--- MATERIAL FOR THIS TASK ---

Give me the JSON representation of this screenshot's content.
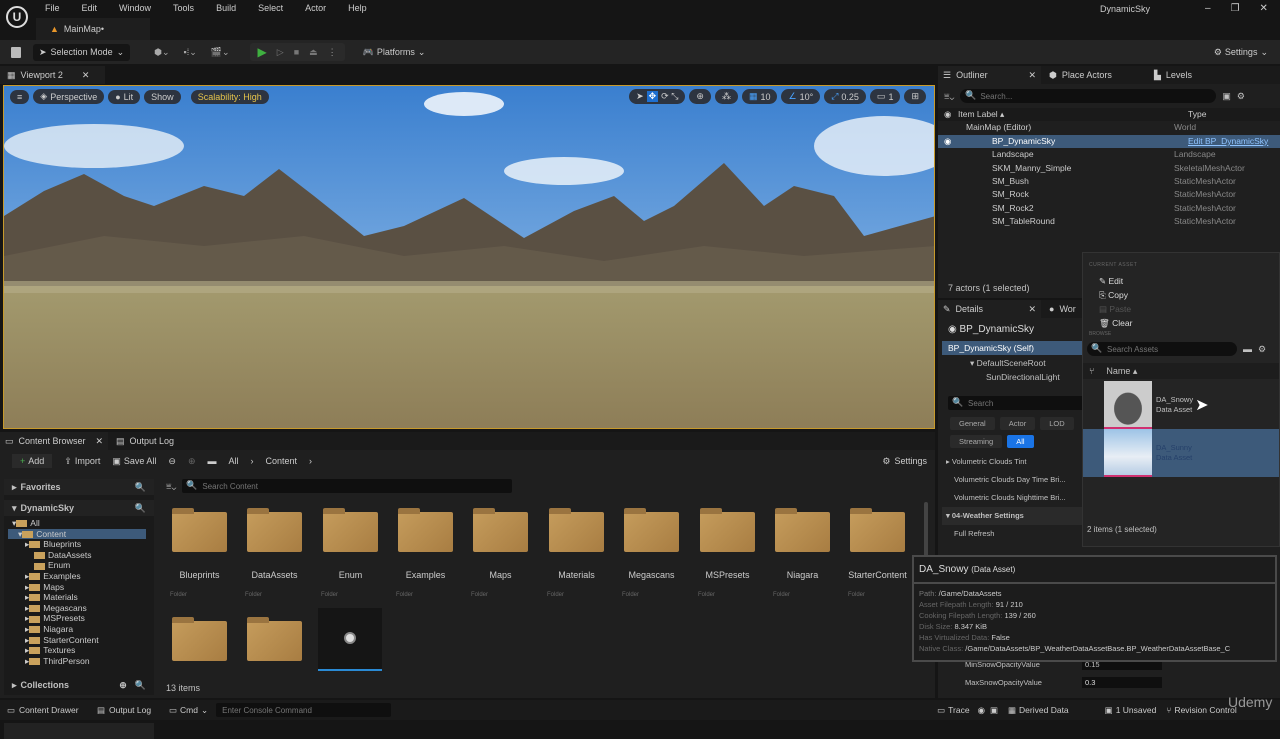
{
  "app": {
    "project": "DynamicSky",
    "level_tab": "MainMap•",
    "menu": [
      "File",
      "Edit",
      "Window",
      "Tools",
      "Build",
      "Select",
      "Actor",
      "Help"
    ]
  },
  "toolbar": {
    "selection_mode": "Selection Mode",
    "platforms": "Platforms",
    "settings": "Settings"
  },
  "viewport": {
    "tab": "Viewport 2",
    "perspective": "Perspective",
    "lit": "Lit",
    "show": "Show",
    "scalability": "Scalability: High",
    "grid": "10",
    "angle": "10°",
    "scale": "0.25",
    "camera": "1"
  },
  "outliner": {
    "tabs": [
      "Outliner",
      "Place Actors",
      "Levels"
    ],
    "search_placeholder": "Search...",
    "col_label": "Item Label ▴",
    "col_type": "Type",
    "rows": [
      {
        "label": "MainMap (Editor)",
        "type": "World"
      },
      {
        "label": "BP_DynamicSky",
        "type": "Edit BP_DynamicSky"
      },
      {
        "label": "Landscape",
        "type": "Landscape"
      },
      {
        "label": "SKM_Manny_Simple",
        "type": "SkeletalMeshActor"
      },
      {
        "label": "SM_Bush",
        "type": "StaticMeshActor"
      },
      {
        "label": "SM_Rock",
        "type": "StaticMeshActor"
      },
      {
        "label": "SM_Rock2",
        "type": "StaticMeshActor"
      },
      {
        "label": "SM_TableRound",
        "type": "StaticMeshActor"
      }
    ],
    "status": "7 actors (1 selected)"
  },
  "details": {
    "tab": "Details",
    "tab2": "Wor",
    "title": "BP_DynamicSky",
    "self": "BP_DynamicSky (Self)",
    "root": "DefaultSceneRoot",
    "light": "SunDirectionalLight",
    "search_placeholder": "Search",
    "filters": [
      "General",
      "Actor",
      "LOD",
      "Streaming",
      "All"
    ],
    "props": [
      "Volumetric Clouds Tint",
      "Volumetric Clouds Day Time Bri...",
      "Volumetric Clouds Nighttime Bri..."
    ],
    "section": "04-Weather Settings",
    "full_refresh": "Full Refresh",
    "min_snow_label": "MinSnowOpacityValue",
    "min_snow": "0.15",
    "max_snow_label": "MaxSnowOpacityValue",
    "max_snow": "0.3"
  },
  "picker": {
    "current_asset": "CURRENT ASSET",
    "edit": "Edit",
    "copy": "Copy",
    "paste": "Paste",
    "clear": "Clear",
    "browse": "BROWSE",
    "search_placeholder": "Search Assets",
    "col_name": "Name ▴",
    "assets": [
      {
        "name": "DA_Snowy",
        "type": "Data Asset"
      },
      {
        "name": "DA_Sunny",
        "type": "Data Asset"
      }
    ],
    "status": "2 items (1 selected)"
  },
  "tooltip": {
    "name": "DA_Snowy",
    "kind": "(Data Asset)",
    "lines": [
      {
        "k": "Path:",
        "v": "/Game/DataAssets"
      },
      {
        "k": "Asset Filepath Length:",
        "v": "91 / 210"
      },
      {
        "k": "Cooking Filepath Length:",
        "v": "139 / 260"
      },
      {
        "k": "Disk Size:",
        "v": "8.347 KiB"
      },
      {
        "k": "Has Virtualized Data:",
        "v": "False"
      },
      {
        "k": "Native Class:",
        "v": "/Game/DataAssets/BP_WeatherDataAssetBase.BP_WeatherDataAssetBase_C"
      }
    ]
  },
  "content": {
    "tab": "Content Browser",
    "tab2": "Output Log",
    "add": "Add",
    "import": "Import",
    "save_all": "Save All",
    "crumbs": [
      "All",
      "Content"
    ],
    "settings": "Settings",
    "favorites": "Favorites",
    "project": "DynamicSky",
    "collections": "Collections",
    "search_placeholder": "Search Content",
    "tree": [
      "All",
      "Content",
      "Blueprints",
      "DataAssets",
      "Enum",
      "Examples",
      "Maps",
      "Materials",
      "Megascans",
      "MSPresets",
      "Niagara",
      "StarterContent",
      "Textures",
      "ThirdPerson"
    ],
    "folders": [
      "Blueprints",
      "DataAssets",
      "Enum",
      "Examples",
      "Maps",
      "Materials",
      "Megascans",
      "MSPresets",
      "Niagara",
      "StarterContent"
    ],
    "folder_type": "Folder",
    "count": "13 items"
  },
  "statusbar": {
    "drawer": "Content Drawer",
    "output": "Output Log",
    "cmd": "Cmd",
    "console_placeholder": "Enter Console Command",
    "trace": "Trace",
    "derived": "Derived Data",
    "unsaved": "1 Unsaved",
    "revision": "Revision Control"
  },
  "watermark": "Udemy"
}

---

- **SHORT TASK**:
What is the number of lines in the listing above that contain the string "MainMap"? Give only the number.

- **TASK OUTPUT**:
2